▶ Record extracts

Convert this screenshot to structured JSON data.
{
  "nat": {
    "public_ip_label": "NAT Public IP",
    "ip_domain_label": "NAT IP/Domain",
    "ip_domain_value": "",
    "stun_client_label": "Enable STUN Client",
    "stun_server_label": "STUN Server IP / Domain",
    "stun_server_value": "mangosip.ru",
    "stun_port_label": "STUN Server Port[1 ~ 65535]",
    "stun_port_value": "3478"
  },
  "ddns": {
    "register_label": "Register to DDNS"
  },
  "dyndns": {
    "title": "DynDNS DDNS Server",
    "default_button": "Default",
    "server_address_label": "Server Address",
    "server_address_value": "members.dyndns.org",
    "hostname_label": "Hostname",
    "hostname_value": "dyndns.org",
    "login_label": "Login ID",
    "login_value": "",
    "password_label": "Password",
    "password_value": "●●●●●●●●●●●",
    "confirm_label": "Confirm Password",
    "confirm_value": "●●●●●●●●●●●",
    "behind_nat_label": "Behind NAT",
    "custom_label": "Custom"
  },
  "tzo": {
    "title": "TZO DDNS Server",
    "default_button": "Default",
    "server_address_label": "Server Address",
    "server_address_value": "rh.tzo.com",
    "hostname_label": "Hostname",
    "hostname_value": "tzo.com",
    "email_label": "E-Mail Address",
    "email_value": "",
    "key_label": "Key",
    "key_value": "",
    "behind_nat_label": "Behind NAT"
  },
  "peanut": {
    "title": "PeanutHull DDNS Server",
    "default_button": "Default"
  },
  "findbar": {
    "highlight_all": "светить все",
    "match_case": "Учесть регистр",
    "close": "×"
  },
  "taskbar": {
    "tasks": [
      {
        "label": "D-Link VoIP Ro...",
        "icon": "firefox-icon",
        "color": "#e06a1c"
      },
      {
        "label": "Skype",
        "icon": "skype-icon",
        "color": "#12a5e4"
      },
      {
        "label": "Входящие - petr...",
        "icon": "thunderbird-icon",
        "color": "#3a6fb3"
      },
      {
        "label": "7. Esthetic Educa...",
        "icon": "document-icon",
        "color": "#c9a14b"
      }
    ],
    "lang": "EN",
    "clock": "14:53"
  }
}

▶ What is required
Copy the material above back out, exactly as written.

▶ Response for this exercise
Convert this screenshot to structured JSON data.
{
  "nat": {
    "public_ip_label": "NAT Public IP",
    "ip_domain_label": "NAT IP/Domain",
    "ip_domain_value": "",
    "stun_client_label": "Enable STUN Client",
    "stun_server_label": "STUN Server IP / Domain",
    "stun_server_value": "mangosip.ru",
    "stun_port_label": "STUN Server Port[1 ~ 65535]",
    "stun_port_value": "3478"
  },
  "ddns": {
    "register_label": "Register to DDNS"
  },
  "dyndns": {
    "title": "DynDNS DDNS Server",
    "default_button": "Default",
    "server_address_label": "Server Address",
    "server_address_value": "members.dyndns.org",
    "hostname_label": "Hostname",
    "hostname_value": "dyndns.org",
    "login_label": "Login ID",
    "login_value": "",
    "password_label": "Password",
    "password_value": "●●●●●●●●●●●",
    "confirm_label": "Confirm Password",
    "confirm_value": "●●●●●●●●●●●",
    "behind_nat_label": "Behind NAT",
    "custom_label": "Custom"
  },
  "tzo": {
    "title": "TZO DDNS Server",
    "default_button": "Default",
    "server_address_label": "Server Address",
    "server_address_value": "rh.tzo.com",
    "hostname_label": "Hostname",
    "hostname_value": "tzo.com",
    "email_label": "E-Mail Address",
    "email_value": "",
    "key_label": "Key",
    "key_value": "",
    "behind_nat_label": "Behind NAT"
  },
  "peanut": {
    "title": "PeanutHull DDNS Server",
    "default_button": "Default"
  },
  "findbar": {
    "highlight_all": "светить все",
    "match_case": "Учесть регистр",
    "close": "×"
  },
  "taskbar": {
    "tasks": [
      {
        "label": "D-Link VoIP Ro...",
        "icon": "firefox-icon",
        "color": "#e06a1c"
      },
      {
        "label": "Skype",
        "icon": "skype-icon",
        "color": "#12a5e4"
      },
      {
        "label": "Входящие - petr...",
        "icon": "thunderbird-icon",
        "color": "#3a6fb3"
      },
      {
        "label": "7. Esthetic Educa...",
        "icon": "document-icon",
        "color": "#c9a14b"
      }
    ],
    "lang": "EN",
    "clock": "14:53"
  }
}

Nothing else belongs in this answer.